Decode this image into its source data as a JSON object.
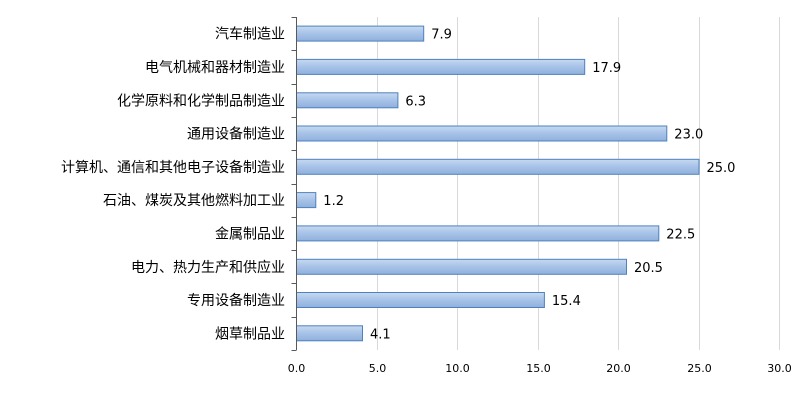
{
  "chart_data": {
    "type": "bar",
    "orientation": "horizontal",
    "categories": [
      "汽车制造业",
      "电气机械和器材制造业",
      "化学原料和化学制品制造业",
      "通用设备制造业",
      "计算机、通信和其他电子设备制造业",
      "石油、煤炭及其他燃料加工业",
      "金属制品业",
      "电力、热力生产和供应业",
      "专用设备制造业",
      "烟草制品业"
    ],
    "values": [
      7.9,
      17.9,
      6.3,
      23.0,
      25.0,
      1.2,
      22.5,
      20.5,
      15.4,
      4.1
    ],
    "data_labels": [
      "7.9",
      "17.9",
      "6.3",
      "23.0",
      "25.0",
      "1.2",
      "22.5",
      "20.5",
      "15.4",
      "4.1"
    ],
    "xlim": [
      0,
      30
    ],
    "x_ticks": [
      "0.0",
      "5.0",
      "10.0",
      "15.0",
      "20.0",
      "25.0",
      "30.0"
    ],
    "grid": "vertical",
    "legend": "none",
    "bar_color": "#a7c2e8",
    "bar_border_color": "#4f81bd"
  }
}
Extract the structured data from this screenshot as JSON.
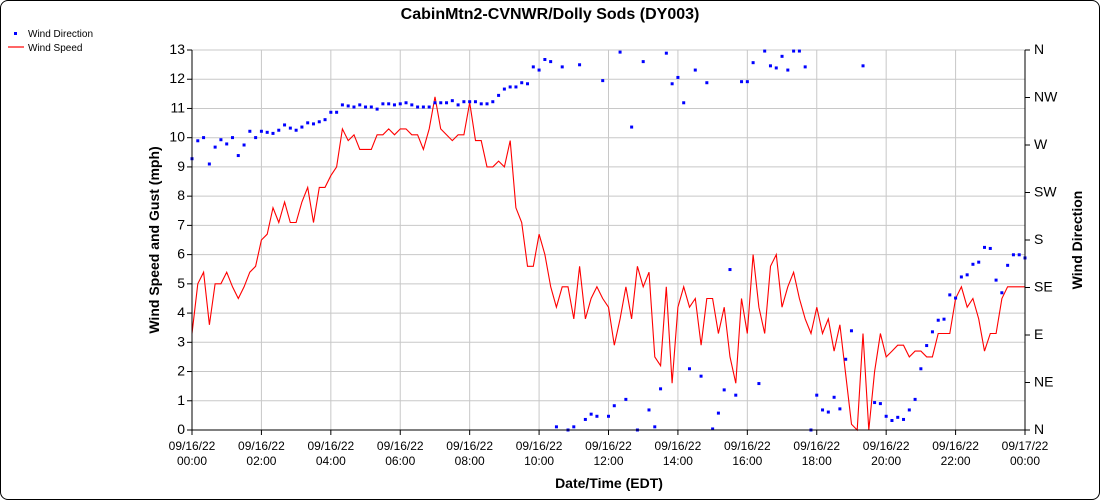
{
  "chart_data": {
    "type": "line",
    "title": "CabinMtn2-CVNWR/Dolly Sods (DY003)",
    "xlabel": "Date/Time (EDT)",
    "ylabel": "Wind Speed and Gust (mph)",
    "y2label": "Wind Direction",
    "ylim": [
      0,
      13
    ],
    "y2lim": [
      0,
      360
    ],
    "x_interval_minutes": 10,
    "x_start": "09/16/22 00:00",
    "x_end": "09/17/22 00:00",
    "grid": true,
    "legend_placement": "top-left",
    "y_ticks": [
      "0",
      "1",
      "2",
      "3",
      "4",
      "5",
      "6",
      "7",
      "8",
      "9",
      "10",
      "11",
      "12",
      "13"
    ],
    "y2_ticks": [
      "N",
      "NE",
      "E",
      "SE",
      "S",
      "SW",
      "W",
      "NW",
      "N"
    ],
    "x_ticks": [
      {
        "date": "09/16/22",
        "time": "00:00"
      },
      {
        "date": "09/16/22",
        "time": "02:00"
      },
      {
        "date": "09/16/22",
        "time": "04:00"
      },
      {
        "date": "09/16/22",
        "time": "06:00"
      },
      {
        "date": "09/16/22",
        "time": "08:00"
      },
      {
        "date": "09/16/22",
        "time": "10:00"
      },
      {
        "date": "09/16/22",
        "time": "12:00"
      },
      {
        "date": "09/16/22",
        "time": "14:00"
      },
      {
        "date": "09/16/22",
        "time": "16:00"
      },
      {
        "date": "09/16/22",
        "time": "18:00"
      },
      {
        "date": "09/16/22",
        "time": "20:00"
      },
      {
        "date": "09/16/22",
        "time": "22:00"
      },
      {
        "date": "09/17/22",
        "time": "00:00"
      }
    ],
    "series": [
      {
        "name": "Wind Direction",
        "type": "scatter",
        "axis": "right",
        "color": "#0000ff",
        "values": [
          257,
          274,
          277,
          252,
          268,
          275,
          271,
          277,
          260,
          270,
          283,
          277,
          283,
          282,
          281,
          284,
          289,
          286,
          284,
          287,
          291,
          290,
          292,
          294,
          301,
          301,
          308,
          307,
          306,
          308,
          306,
          306,
          304,
          309,
          309,
          308,
          309,
          310,
          308,
          306,
          306,
          306,
          310,
          310,
          310,
          312,
          308,
          311,
          311,
          311,
          309,
          309,
          311,
          317,
          323,
          325,
          325,
          329,
          328,
          344,
          341,
          351,
          349,
          3,
          344,
          0,
          3,
          346,
          10,
          15,
          13,
          331,
          13,
          23,
          358,
          29,
          287,
          0,
          349,
          19,
          3,
          39,
          357,
          328,
          334,
          310,
          58,
          341,
          51,
          329,
          1,
          16,
          38,
          152,
          33,
          330,
          330,
          348,
          44,
          359,
          345,
          343,
          354,
          341,
          359,
          359,
          344,
          0,
          33,
          19,
          17,
          31,
          20,
          67,
          94,
          null,
          345,
          null,
          26,
          25,
          13,
          9,
          12,
          10,
          19,
          29,
          58,
          80,
          93,
          104,
          105,
          128,
          125,
          145,
          147,
          157,
          159,
          173,
          172,
          142,
          130,
          156,
          166,
          166,
          163
        ]
      },
      {
        "name": "Wind Speed",
        "type": "line",
        "axis": "left",
        "color": "#ff0000",
        "values": [
          3.3,
          5.0,
          5.4,
          3.6,
          5.0,
          5.0,
          5.4,
          4.9,
          4.5,
          4.9,
          5.4,
          5.6,
          6.5,
          6.7,
          7.6,
          7.1,
          7.8,
          7.1,
          7.1,
          7.8,
          8.3,
          7.1,
          8.3,
          8.3,
          8.7,
          9.0,
          10.3,
          9.9,
          10.1,
          9.6,
          9.6,
          9.6,
          10.1,
          10.1,
          10.3,
          10.1,
          10.3,
          10.3,
          10.1,
          10.1,
          9.6,
          10.3,
          11.4,
          10.3,
          10.1,
          9.9,
          10.1,
          10.1,
          11.2,
          9.9,
          9.9,
          9.0,
          9.0,
          9.2,
          9.0,
          9.9,
          7.6,
          7.1,
          5.6,
          5.6,
          6.7,
          6.0,
          4.9,
          4.2,
          4.9,
          4.9,
          3.8,
          5.6,
          3.8,
          4.5,
          4.9,
          4.5,
          4.2,
          2.9,
          3.8,
          4.9,
          3.8,
          5.6,
          4.9,
          5.4,
          2.5,
          2.2,
          4.9,
          1.6,
          4.2,
          4.9,
          4.2,
          4.5,
          2.9,
          4.5,
          4.5,
          3.3,
          4.2,
          2.5,
          1.6,
          4.5,
          3.3,
          6.0,
          4.2,
          3.3,
          5.6,
          6.0,
          4.2,
          4.9,
          5.4,
          4.5,
          3.8,
          3.3,
          4.2,
          3.3,
          3.8,
          2.7,
          3.6,
          1.9,
          0.2,
          0.0,
          3.3,
          0.0,
          2.0,
          3.3,
          2.5,
          2.7,
          2.9,
          2.9,
          2.5,
          2.7,
          2.7,
          2.5,
          2.5,
          3.3,
          3.3,
          3.3,
          4.5,
          4.9,
          4.2,
          4.5,
          3.8,
          2.7,
          3.3,
          3.3,
          4.5,
          4.9,
          4.9,
          4.9,
          4.9
        ]
      }
    ]
  }
}
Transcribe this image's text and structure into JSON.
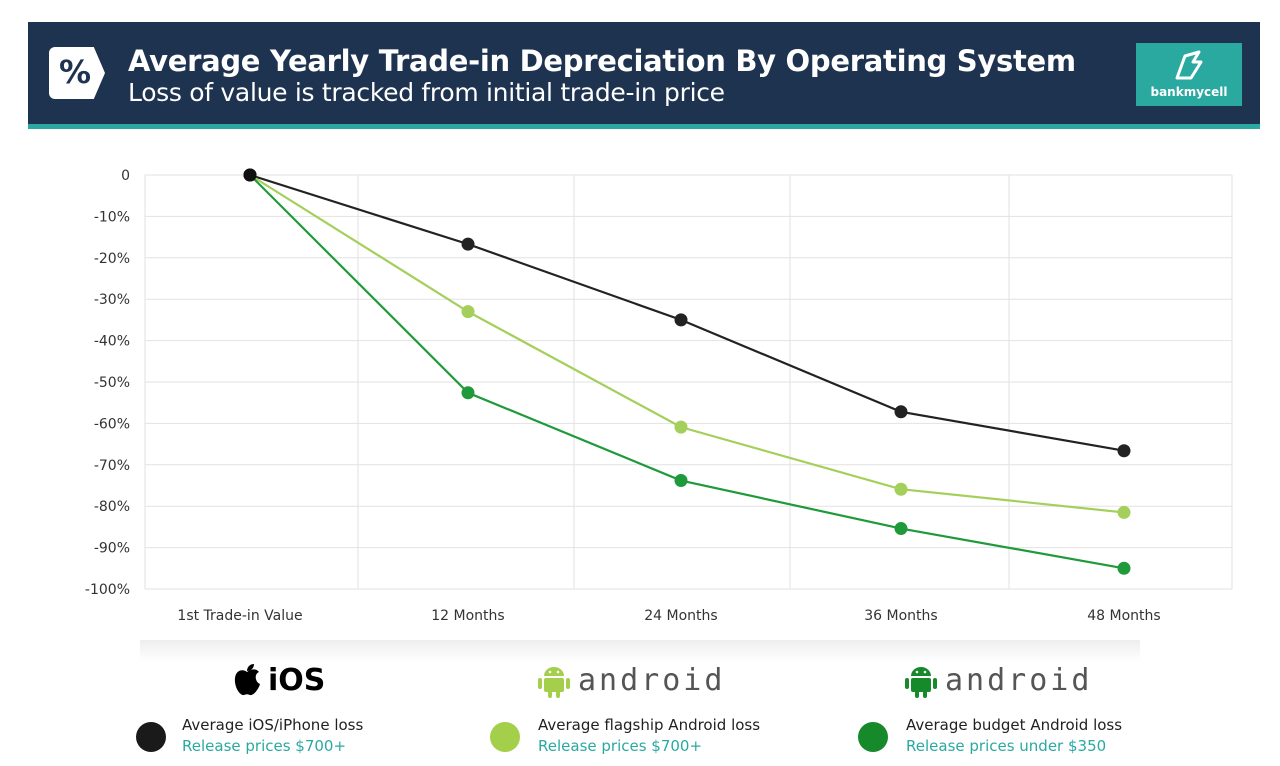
{
  "header": {
    "badge": "%",
    "title": "Average Yearly Trade-in Depreciation By Operating System",
    "subtitle": "Loss of value is tracked from initial trade-in price",
    "logo_text": "bankmycell"
  },
  "chart_data": {
    "type": "line",
    "title": "Average Yearly Trade-in Depreciation By Operating System",
    "subtitle": "Loss of value is tracked from initial trade-in price",
    "categories": [
      "1st Trade-in Value",
      "12 Months",
      "24 Months",
      "36 Months",
      "48 Months"
    ],
    "y_ticks": [
      "0",
      "-10%",
      "-20%",
      "-30%",
      "-40%",
      "-50%",
      "-60%",
      "-70%",
      "-80%",
      "-90%",
      "-100%"
    ],
    "ylim": [
      -100,
      0
    ],
    "grid": true,
    "series": [
      {
        "name": "Average iOS/iPhone loss",
        "color": "#222222",
        "values": [
          0,
          -16.7,
          -35.0,
          -57.2,
          -66.6
        ]
      },
      {
        "name": "Average flagship Android loss",
        "color": "#a3cf5a",
        "values": [
          0,
          -33.0,
          -60.9,
          -75.9,
          -81.5
        ]
      },
      {
        "name": "Average budget Android loss",
        "color": "#1f9a3a",
        "values": [
          0,
          -52.6,
          -73.8,
          -85.4,
          -95.0
        ]
      }
    ]
  },
  "brands": {
    "ios": "iOS",
    "android_1": "android",
    "android_2": "android"
  },
  "legend": [
    {
      "label": "Average iOS/iPhone loss",
      "sub": "Release prices $700+",
      "color": "#1a1a1a"
    },
    {
      "label": "Average flagship Android loss",
      "sub": "Release prices $700+",
      "color": "#a3cf4a"
    },
    {
      "label": "Average budget Android loss",
      "sub": "Release prices under $350",
      "color": "#168a2b"
    }
  ]
}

## YOUR OBJECTIVE
Locate each line containing the string "iPhone" and show it.

## CORRECT RESPONSE
        "name": "Average iOS/iPhone loss",
      "label": "Average iOS/iPhone loss",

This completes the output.